___ GIVEN PASSAGE ___

In a study of regional shopping centers in metropolitan Chicago, Brian K. Berry found that centers with 70 kinds of retail shops serve a population base of about 350,000 people (Geography of Market Centers and Retail Distribution,New Jersey: Prentice-Hall, 1967, p. 47) . T. R. Lakshmanan and Walter G. Hansen, in "A Retail Potential Model" (American Institute of Planners Journal,May 1965, pp. 134-43), showed that full-scale centers with a variety of retail and professional services, as well as recreational and cultural activities, are feasible for groups of 100,000 to 200,000 population.

It seems quite possible, then, to get very complex and rich urban functions at the heart of a catch basin which serves no more than 300,000 people. Since, for the reasons given earlier, it is desirable to have as many centers as possible, we propose that the city region should have one center for each 300,000 people, with the centers spaced out widely among the population, so that every person in the region is reasonably close to at least one of these major centers.

To make this more concrete, it is interesting to get some idea of the range of distances between these centers in a typical urban region. At a density of 5000 persons per square mile (the density of the less populated parts of Los Angeles) the area occupied by 300,000 will have a diameter of about nine miles; at a higher density of 80,000 persons per square mile (the density of central Paris) the area occupied by 300,000 people has a diameter of about two miles. Other patterns in this language suggest a city much more dense than Los Angeles, yet somewhat less dense than central Paris - Four-Story Limit (21), Density Rings (29). We therefore take these crude estimates as upper and lower bounds. If each center serves 300,000 people, they will be at least two miles apart and probably no more than nine miles apart.

___

### TASK DESCRIPTION
Copy the passage above on spacing urban centers for every 300,000 people word for word, in full.

___ INFORMATION PROVIDED ___

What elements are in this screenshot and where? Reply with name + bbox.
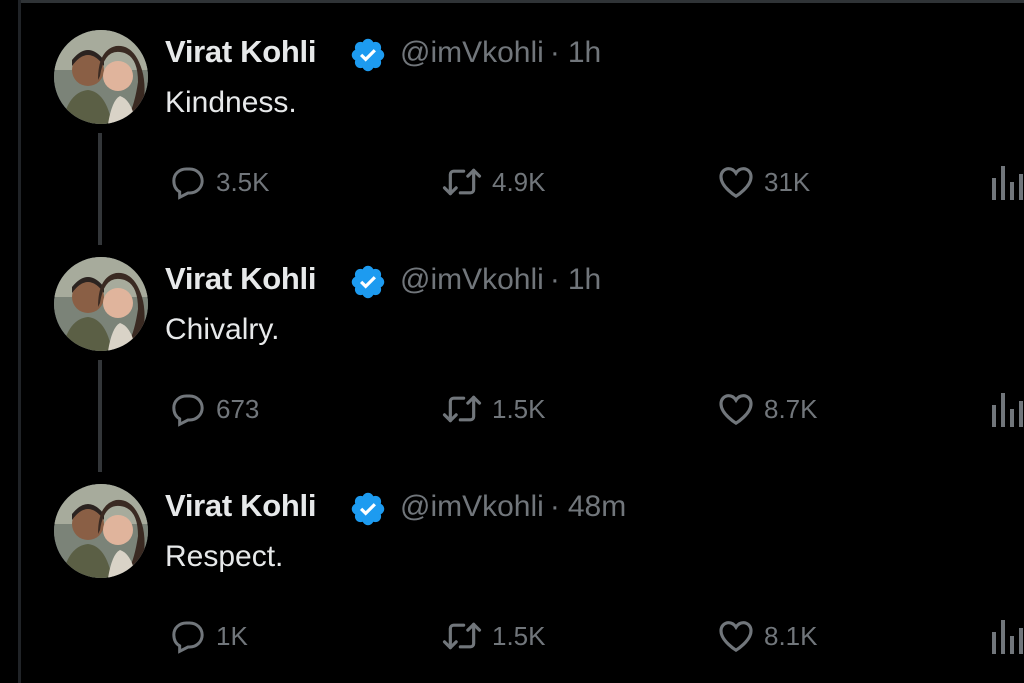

___

### THE SOLUTION
In a study of regional shopping centers in metropolitan Chicago, Brian K. Berry found that centers with 70 kinds of retail shops serve a population base of about 350,000 people (Geography of Market Centers and Retail Distribution,New Jersey: Prentice-Hall, 1967, p. 47) . T. R. Lakshmanan and Walter G. Hansen, in "A Retail Potential Model" (American Institute of Planners Journal,May 1965, pp. 134-43), showed that full-scale centers with a variety of retail and professional services, as well as recreational and cultural activities, are feasible for groups of 100,000 to 200,000 population.

It seems quite possible, then, to get very complex and rich urban functions at the heart of a catch basin which serves no more than 300,000 people. Since, for the reasons given earlier, it is desirable to have as many centers as possible, we propose that the city region should have one center for each 300,000 people, with the centers spaced out widely among the population, so that every person in the region is reasonably close to at least one of these major centers.

To make this more concrete, it is interesting to get some idea of the range of distances between these centers in a typical urban region. At a density of 5000 persons per square mile (the density of the less populated parts of Los Angeles) the area occupied by 300,000 will have a diameter of about nine miles; at a higher density of 80,000 persons per square mile (the density of central Paris) the area occupied by 300,000 people has a diameter of about two miles. Other patterns in this language suggest a city much more dense than Los Angeles, yet somewhat less dense than central Paris - Four-Story Limit (21), Density Rings (29). We therefore take these crude estimates as upper and lower bounds. If each center serves 300,000 people, they will be at least two miles apart and probably no more than nine miles apart.